>> start RECORDS SUPPLIED
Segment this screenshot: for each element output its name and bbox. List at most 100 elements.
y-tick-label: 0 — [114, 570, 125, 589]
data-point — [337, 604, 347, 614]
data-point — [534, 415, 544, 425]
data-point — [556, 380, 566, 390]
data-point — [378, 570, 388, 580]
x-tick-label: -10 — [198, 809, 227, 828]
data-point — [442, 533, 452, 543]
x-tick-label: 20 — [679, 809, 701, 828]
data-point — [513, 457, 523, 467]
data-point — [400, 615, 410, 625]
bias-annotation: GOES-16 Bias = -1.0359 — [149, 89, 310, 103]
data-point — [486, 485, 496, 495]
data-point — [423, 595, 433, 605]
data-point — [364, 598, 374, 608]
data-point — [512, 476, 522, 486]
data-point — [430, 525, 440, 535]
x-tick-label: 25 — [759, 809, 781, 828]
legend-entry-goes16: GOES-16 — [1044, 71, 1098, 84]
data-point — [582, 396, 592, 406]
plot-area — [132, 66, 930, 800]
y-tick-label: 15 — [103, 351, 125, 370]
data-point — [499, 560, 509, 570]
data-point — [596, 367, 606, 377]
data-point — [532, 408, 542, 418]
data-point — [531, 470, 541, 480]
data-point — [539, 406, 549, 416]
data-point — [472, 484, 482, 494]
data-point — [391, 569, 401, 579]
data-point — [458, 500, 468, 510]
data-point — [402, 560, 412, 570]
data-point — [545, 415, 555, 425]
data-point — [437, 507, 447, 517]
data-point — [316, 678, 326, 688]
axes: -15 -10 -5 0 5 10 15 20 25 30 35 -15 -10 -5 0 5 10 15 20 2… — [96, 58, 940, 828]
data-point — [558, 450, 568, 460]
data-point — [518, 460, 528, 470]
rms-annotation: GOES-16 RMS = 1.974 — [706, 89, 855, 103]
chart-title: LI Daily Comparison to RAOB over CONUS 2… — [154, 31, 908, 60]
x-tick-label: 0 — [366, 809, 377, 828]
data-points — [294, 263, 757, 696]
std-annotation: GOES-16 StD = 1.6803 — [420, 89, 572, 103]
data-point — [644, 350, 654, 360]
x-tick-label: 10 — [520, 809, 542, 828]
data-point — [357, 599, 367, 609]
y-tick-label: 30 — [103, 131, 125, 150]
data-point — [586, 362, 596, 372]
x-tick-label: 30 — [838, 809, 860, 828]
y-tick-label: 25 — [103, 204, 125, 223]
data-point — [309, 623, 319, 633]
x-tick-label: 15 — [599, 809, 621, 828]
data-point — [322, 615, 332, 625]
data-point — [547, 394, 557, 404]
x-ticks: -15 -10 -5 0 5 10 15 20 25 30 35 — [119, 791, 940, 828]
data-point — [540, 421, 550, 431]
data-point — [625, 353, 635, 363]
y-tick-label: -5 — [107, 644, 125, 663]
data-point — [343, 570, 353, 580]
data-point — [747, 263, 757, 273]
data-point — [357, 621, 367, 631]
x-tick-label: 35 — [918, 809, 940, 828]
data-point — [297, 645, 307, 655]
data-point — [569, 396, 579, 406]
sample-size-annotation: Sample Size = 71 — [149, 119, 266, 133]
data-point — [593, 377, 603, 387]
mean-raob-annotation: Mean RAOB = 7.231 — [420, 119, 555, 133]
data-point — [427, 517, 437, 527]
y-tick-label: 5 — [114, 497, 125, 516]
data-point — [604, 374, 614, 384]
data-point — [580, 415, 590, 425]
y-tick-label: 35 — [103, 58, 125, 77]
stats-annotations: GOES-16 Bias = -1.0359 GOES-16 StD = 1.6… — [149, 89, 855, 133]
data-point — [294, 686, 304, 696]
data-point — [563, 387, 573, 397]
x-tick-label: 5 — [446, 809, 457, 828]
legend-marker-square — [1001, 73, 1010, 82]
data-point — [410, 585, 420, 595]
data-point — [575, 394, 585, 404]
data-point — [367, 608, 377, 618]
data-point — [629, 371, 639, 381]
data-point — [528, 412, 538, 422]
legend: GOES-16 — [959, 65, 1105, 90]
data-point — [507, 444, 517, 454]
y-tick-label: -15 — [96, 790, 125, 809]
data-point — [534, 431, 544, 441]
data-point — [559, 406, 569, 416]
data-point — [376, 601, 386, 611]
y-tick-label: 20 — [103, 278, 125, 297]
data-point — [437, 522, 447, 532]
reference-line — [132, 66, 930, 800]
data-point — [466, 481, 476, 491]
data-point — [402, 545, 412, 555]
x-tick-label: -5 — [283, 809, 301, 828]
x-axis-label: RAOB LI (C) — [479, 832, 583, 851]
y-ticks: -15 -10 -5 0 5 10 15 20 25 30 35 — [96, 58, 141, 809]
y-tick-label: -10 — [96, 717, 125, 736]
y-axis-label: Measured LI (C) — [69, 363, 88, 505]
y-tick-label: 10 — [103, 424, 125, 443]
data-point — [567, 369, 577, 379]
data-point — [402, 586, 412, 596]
>> end RECORDS SUPPLIED
__TASK REQUIREMENTS__
Write out every line of the records above, character for character, with nothing changed, added, or left out.

__REPLY__
Segment this screenshot: for each element output its name and bbox. List at most 100 elements.
y-tick-label: 0 — [114, 570, 125, 589]
data-point — [337, 604, 347, 614]
data-point — [534, 415, 544, 425]
data-point — [556, 380, 566, 390]
data-point — [378, 570, 388, 580]
x-tick-label: -10 — [198, 809, 227, 828]
data-point — [442, 533, 452, 543]
x-tick-label: 20 — [679, 809, 701, 828]
data-point — [513, 457, 523, 467]
data-point — [400, 615, 410, 625]
bias-annotation: GOES-16 Bias = -1.0359 — [149, 89, 310, 103]
data-point — [486, 485, 496, 495]
data-point — [423, 595, 433, 605]
data-point — [364, 598, 374, 608]
data-point — [512, 476, 522, 486]
data-point — [430, 525, 440, 535]
x-tick-label: 25 — [759, 809, 781, 828]
legend-entry-goes16: GOES-16 — [1044, 71, 1098, 84]
data-point — [582, 396, 592, 406]
plot-area — [132, 66, 930, 800]
y-tick-label: 15 — [103, 351, 125, 370]
data-point — [499, 560, 509, 570]
data-point — [596, 367, 606, 377]
data-point — [532, 408, 542, 418]
data-point — [531, 470, 541, 480]
data-point — [539, 406, 549, 416]
data-point — [472, 484, 482, 494]
data-point — [391, 569, 401, 579]
data-point — [458, 500, 468, 510]
data-point — [402, 560, 412, 570]
data-point — [545, 415, 555, 425]
data-point — [437, 507, 447, 517]
data-point — [316, 678, 326, 688]
axes: -15 -10 -5 0 5 10 15 20 25 30 35 -15 -10 -5 0 5 10 15 20 2… — [96, 58, 940, 828]
data-point — [558, 450, 568, 460]
data-point — [518, 460, 528, 470]
rms-annotation: GOES-16 RMS = 1.974 — [706, 89, 855, 103]
chart-title: LI Daily Comparison to RAOB over CONUS 2… — [154, 31, 908, 60]
x-tick-label: 0 — [366, 809, 377, 828]
data-points — [294, 263, 757, 696]
std-annotation: GOES-16 StD = 1.6803 — [420, 89, 572, 103]
data-point — [644, 350, 654, 360]
x-tick-label: 10 — [520, 809, 542, 828]
data-point — [357, 599, 367, 609]
y-tick-label: 30 — [103, 131, 125, 150]
data-point — [586, 362, 596, 372]
x-tick-label: 30 — [838, 809, 860, 828]
y-tick-label: 25 — [103, 204, 125, 223]
data-point — [309, 623, 319, 633]
x-tick-label: 15 — [599, 809, 621, 828]
data-point — [322, 615, 332, 625]
data-point — [547, 394, 557, 404]
x-ticks: -15 -10 -5 0 5 10 15 20 25 30 35 — [119, 791, 940, 828]
data-point — [540, 421, 550, 431]
data-point — [625, 353, 635, 363]
y-tick-label: -5 — [107, 644, 125, 663]
data-point — [343, 570, 353, 580]
data-point — [747, 263, 757, 273]
data-point — [357, 621, 367, 631]
x-tick-label: 35 — [918, 809, 940, 828]
data-point — [297, 645, 307, 655]
data-point — [569, 396, 579, 406]
sample-size-annotation: Sample Size = 71 — [149, 119, 266, 133]
data-point — [593, 377, 603, 387]
mean-raob-annotation: Mean RAOB = 7.231 — [420, 119, 555, 133]
data-point — [427, 517, 437, 527]
y-tick-label: 5 — [114, 497, 125, 516]
data-point — [604, 374, 614, 384]
data-point — [580, 415, 590, 425]
y-tick-label: 35 — [103, 58, 125, 77]
stats-annotations: GOES-16 Bias = -1.0359 GOES-16 StD = 1.6… — [149, 89, 855, 133]
data-point — [294, 686, 304, 696]
data-point — [563, 387, 573, 397]
x-tick-label: 5 — [446, 809, 457, 828]
legend-marker-square — [1001, 73, 1010, 82]
data-point — [410, 585, 420, 595]
data-point — [575, 394, 585, 404]
data-point — [367, 608, 377, 618]
data-point — [629, 371, 639, 381]
data-point — [528, 412, 538, 422]
legend: GOES-16 — [959, 65, 1105, 90]
data-point — [507, 444, 517, 454]
y-tick-label: -15 — [96, 790, 125, 809]
data-point — [534, 431, 544, 441]
data-point — [559, 406, 569, 416]
data-point — [376, 601, 386, 611]
y-tick-label: 20 — [103, 278, 125, 297]
data-point — [437, 522, 447, 532]
reference-line — [132, 66, 930, 800]
data-point — [466, 481, 476, 491]
data-point — [402, 545, 412, 555]
x-tick-label: -5 — [283, 809, 301, 828]
x-axis-label: RAOB LI (C) — [479, 832, 583, 851]
y-ticks: -15 -10 -5 0 5 10 15 20 25 30 35 — [96, 58, 141, 809]
y-tick-label: -10 — [96, 717, 125, 736]
y-axis-label: Measured LI (C) — [69, 363, 88, 505]
y-tick-label: 10 — [103, 424, 125, 443]
data-point — [567, 369, 577, 379]
data-point — [402, 586, 412, 596]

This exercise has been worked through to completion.